Type out the material below exactly.

▶ _Extracted data entries_
——————————

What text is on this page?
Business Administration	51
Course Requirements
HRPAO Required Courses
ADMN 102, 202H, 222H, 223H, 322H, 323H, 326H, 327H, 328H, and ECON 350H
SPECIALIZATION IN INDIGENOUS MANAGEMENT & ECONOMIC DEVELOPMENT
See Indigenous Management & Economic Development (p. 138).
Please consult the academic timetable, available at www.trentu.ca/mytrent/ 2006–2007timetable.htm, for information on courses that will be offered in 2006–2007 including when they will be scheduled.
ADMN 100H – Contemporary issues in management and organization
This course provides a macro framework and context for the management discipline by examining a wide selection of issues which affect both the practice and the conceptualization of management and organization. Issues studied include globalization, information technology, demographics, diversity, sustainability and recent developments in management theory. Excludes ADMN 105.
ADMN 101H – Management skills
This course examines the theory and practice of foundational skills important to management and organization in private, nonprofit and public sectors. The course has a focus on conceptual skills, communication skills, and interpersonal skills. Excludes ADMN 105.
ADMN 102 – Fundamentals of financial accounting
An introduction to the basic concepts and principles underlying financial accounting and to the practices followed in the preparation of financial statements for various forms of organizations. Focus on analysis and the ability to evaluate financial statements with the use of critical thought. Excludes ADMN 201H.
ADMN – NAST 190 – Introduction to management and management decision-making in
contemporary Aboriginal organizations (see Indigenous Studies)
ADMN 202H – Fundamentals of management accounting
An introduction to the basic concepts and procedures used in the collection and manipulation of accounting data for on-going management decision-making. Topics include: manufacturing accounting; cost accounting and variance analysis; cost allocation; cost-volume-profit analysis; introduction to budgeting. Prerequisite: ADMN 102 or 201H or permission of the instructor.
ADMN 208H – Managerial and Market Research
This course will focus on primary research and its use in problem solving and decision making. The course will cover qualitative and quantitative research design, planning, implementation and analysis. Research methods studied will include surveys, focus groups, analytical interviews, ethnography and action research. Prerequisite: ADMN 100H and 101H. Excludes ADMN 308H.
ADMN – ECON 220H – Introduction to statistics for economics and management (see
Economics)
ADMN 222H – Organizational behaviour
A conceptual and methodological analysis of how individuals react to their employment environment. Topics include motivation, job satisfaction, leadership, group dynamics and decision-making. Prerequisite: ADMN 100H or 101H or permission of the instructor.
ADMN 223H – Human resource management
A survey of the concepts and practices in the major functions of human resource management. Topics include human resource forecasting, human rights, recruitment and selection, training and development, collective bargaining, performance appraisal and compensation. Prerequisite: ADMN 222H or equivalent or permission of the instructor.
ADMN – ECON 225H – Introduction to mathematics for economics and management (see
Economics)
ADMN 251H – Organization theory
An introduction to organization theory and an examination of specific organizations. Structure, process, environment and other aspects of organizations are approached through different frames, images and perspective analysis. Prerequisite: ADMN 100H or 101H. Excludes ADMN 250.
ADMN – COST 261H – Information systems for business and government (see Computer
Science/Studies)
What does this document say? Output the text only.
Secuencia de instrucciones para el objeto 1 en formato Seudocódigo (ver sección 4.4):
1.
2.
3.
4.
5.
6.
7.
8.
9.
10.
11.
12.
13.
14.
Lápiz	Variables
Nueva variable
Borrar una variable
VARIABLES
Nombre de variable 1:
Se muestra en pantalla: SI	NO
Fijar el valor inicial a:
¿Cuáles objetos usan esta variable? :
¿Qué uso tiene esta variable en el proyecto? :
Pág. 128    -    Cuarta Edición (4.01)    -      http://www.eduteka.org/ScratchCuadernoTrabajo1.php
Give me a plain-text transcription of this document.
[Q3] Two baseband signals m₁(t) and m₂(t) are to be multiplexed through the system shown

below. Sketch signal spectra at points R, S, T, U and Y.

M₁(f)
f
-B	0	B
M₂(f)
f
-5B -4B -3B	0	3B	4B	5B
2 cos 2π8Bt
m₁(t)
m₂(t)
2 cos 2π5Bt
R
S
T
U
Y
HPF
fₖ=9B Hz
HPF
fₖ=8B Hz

——————————

▶ _Expected answer_
What text is on this page?
Business Administration	51
Course Requirements
HRPAO Required Courses
ADMN 102, 202H, 222H, 223H, 322H, 323H, 326H, 327H, 328H, and ECON 350H
SPECIALIZATION IN INDIGENOUS MANAGEMENT & ECONOMIC DEVELOPMENT
See Indigenous Management & Economic Development (p. 138).
Please consult the academic timetable, available at www.trentu.ca/mytrent/ 2006–2007timetable.htm, for information on courses that will be offered in 2006–2007 including when they will be scheduled.
ADMN 100H – Contemporary issues in management and organization
This course provides a macro framework and context for the management discipline by examining a wide selection of issues which affect both the practice and the conceptualization of management and organization. Issues studied include globalization, information technology, demographics, diversity, sustainability and recent developments in management theory. Excludes ADMN 105.
ADMN 101H – Management skills
This course examines the theory and practice of foundational skills important to management and organization in private, nonprofit and public sectors. The course has a focus on conceptual skills, communication skills, and interpersonal skills. Excludes ADMN 105.
ADMN 102 – Fundamentals of financial accounting
An introduction to the basic concepts and principles underlying financial accounting and to the practices followed in the preparation of financial statements for various forms of organizations. Focus on analysis and the ability to evaluate financial statements with the use of critical thought. Excludes ADMN 201H.
ADMN – NAST 190 – Introduction to management and management decision-making in
contemporary Aboriginal organizations (see Indigenous Studies)
ADMN 202H – Fundamentals of management accounting
An introduction to the basic concepts and procedures used in the collection and manipulation of accounting data for on-going management decision-making. Topics include: manufacturing accounting; cost accounting and variance analysis; cost allocation; cost-volume-profit analysis; introduction to budgeting. Prerequisite: ADMN 102 or 201H or permission of the instructor.
ADMN 208H – Managerial and Market Research
This course will focus on primary research and its use in problem solving and decision making. The course will cover qualitative and quantitative research design, planning, implementation and analysis. Research methods studied will include surveys, focus groups, analytical interviews, ethnography and action research. Prerequisite: ADMN 100H and 101H. Excludes ADMN 308H.
ADMN – ECON 220H – Introduction to statistics for economics and management (see
Economics)
ADMN 222H – Organizational behaviour
A conceptual and methodological analysis of how individuals react to their employment environment. Topics include motivation, job satisfaction, leadership, group dynamics and decision-making. Prerequisite: ADMN 100H or 101H or permission of the instructor.
ADMN 223H – Human resource management
A survey of the concepts and practices in the major functions of human resource management. Topics include human resource forecasting, human rights, recruitment and selection, training and development, collective bargaining, performance appraisal and compensation. Prerequisite: ADMN 222H or equivalent or permission of the instructor.
ADMN – ECON 225H – Introduction to mathematics for economics and management (see
Economics)
ADMN 251H – Organization theory
An introduction to organization theory and an examination of specific organizations. Structure, process, environment and other aspects of organizations are approached through different frames, images and perspective analysis. Prerequisite: ADMN 100H or 101H. Excludes ADMN 250.
ADMN – COST 261H – Information systems for business and government (see Computer
Science/Studies)
What does this document say? Output the text only.
Secuencia de instrucciones para el objeto 1 en formato Seudocódigo (ver sección 4.4):
1.
2.
3.
4.
5.
6.
7.
8.
9.
10.
11.
12.
13.
14.
Lápiz	Variables
Nueva variable
Borrar una variable
VARIABLES
Nombre de variable 1:
Se muestra en pantalla: SI	NO
Fijar el valor inicial a:
¿Cuáles objetos usan esta variable? :
¿Qué uso tiene esta variable en el proyecto? :
Pág. 128    -    Cuarta Edición (4.01)    -      http://www.eduteka.org/ScratchCuadernoTrabajo1.php
Give me a plain-text transcription of this document.
[Q3] Two baseband signals m₁(t) and m₂(t) are to be multiplexed through the system shown

below. Sketch signal spectra at points R, S, T, U and Y.

M₁(f)
f
-B	0	B
M₂(f)
f
-5B -4B -3B	0	3B	4B	5B
2 cos 2π8Bt
m₁(t)
m₂(t)
2 cos 2π5Bt
R
S
T
U
Y
HPF
fₖ=9B Hz
HPF
fₖ=8B Hz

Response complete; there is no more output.